• _Quoted passage_:
Introduction: How to Evaluate a Micrometer
You are looking for better, more accurate tools. You have reached the point where your inexpensive, multipurpose caliper doesn't always do it anymore, and the extra accuracy given by a micrometer is needed.
As you wander around the local flea market, you stumble across just what you are looking for: "Made in USA". "Clean". "Classic". "Vintage". It was made back when things made in the USA were the best. It is shiny. It has fraction equivalents in the frame. It looks barely used. Only $20. You have your wallet out and the "Crack" as air rushes in to fill the void left by the bill startles everyone in the area, lest someone else jump on this golden opportunity before you.
When you get it home, you find that it doesn't seem to agree with your caliper, and measurements don't seem consistent. What gives?
Unfortunately, you didn't do a good examination of the tool before spending your hard-earned money, and you are now the proud owner of a shiny holiday ornament shaped like a tool.
How do you avoid the same mistake in the future?
Step 1: Chrome Doesn't Make It Go Fast, or Make It Accurate
There is an old saying about motorcycles: Chrome don't make it go fast.

• _To do_:
1: Say whether each statement agrees with the micrometer article, answering yes or no and quoting the words that decide it: (a) The micrometer at the flea market cost $20. (b) The micrometer looked heavily worn. (c) At home, the micrometer agreed with the caliper.
2: According to the micrometer article, what is the old saying about motorcycles?
3: Carry on the micrometer article from its last sentence.
The lines after this have nothing to do with the micrometer article.

• _Recorded information_:
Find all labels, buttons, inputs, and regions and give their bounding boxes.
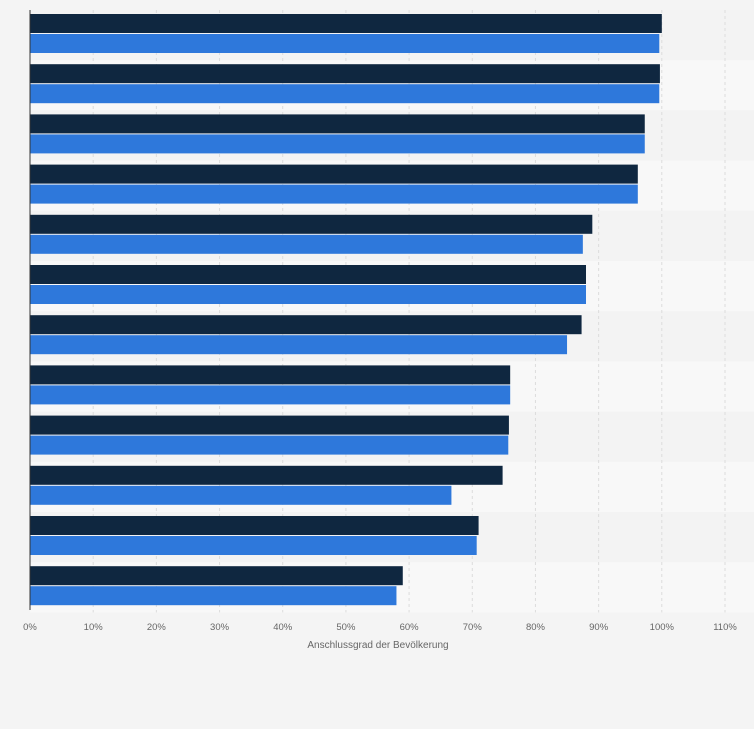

• _Answers per task_:
1:
(a) Yes: "Only $20."
(b) No: "It looks barely used."
(c) No: "it doesn't seem to agree with your caliper"

2: "Chrome don't make it go fast."

3:
The same concept holds with quality tools. Good tools generally look fairly attractive, but are not usually intended to dazzle. Good tools are attractive because their appearance compliments function.
Lets examine a few cases to see what makes a bad micrometer, and one case of a decent tool in the rough. We'll start with the nice, shiny GL No. 85.
Step 2: GL 85 Micrometer Shaped Object
Evaluation doesn't take a lot of work, just a close look and a good feel. Maybe a minute to make a decision. Sometimes only a few seconds.
With this micrometer, the first thing that is apparent on a close look is that, though the frame is polished chrome, it is light in weight. It doesn't feel like steel or cast iron. When we look at the numerals and marks on the scale, they are raised. This looks like die cast aluminum or pot metal. Steel and good cast iron tend to be stable, strong, and at least reasonably tough. Pot metal tends to be less stable and may be soft, and, depending on the composition, may be quite brittle. Not a desirable quality, but not damning.
Removing the spindle assembly, we see where the chrome stops around the bore. The threads are tapped directly into the frame casting, and have no provision for taking up wear. No way to take up wear is bad.
When we look at the bottom and inside the frame, we see that the chrome is rough and flaky. The zero adjustment is done by threading the anvil in and out. The measuring face of the spindle is clean, but dull looking and a little rough, not flat and smooth. The anvil surface is the same. Not good at all.
The sum total of all of this is cheap. There are very good micrometers that might have one of these factors, but all together is a red flag.
Step 3: But How Bad Is the Micrometer Shaped Object?
A basic test, without getting out gage blocks, is to feel how it operates.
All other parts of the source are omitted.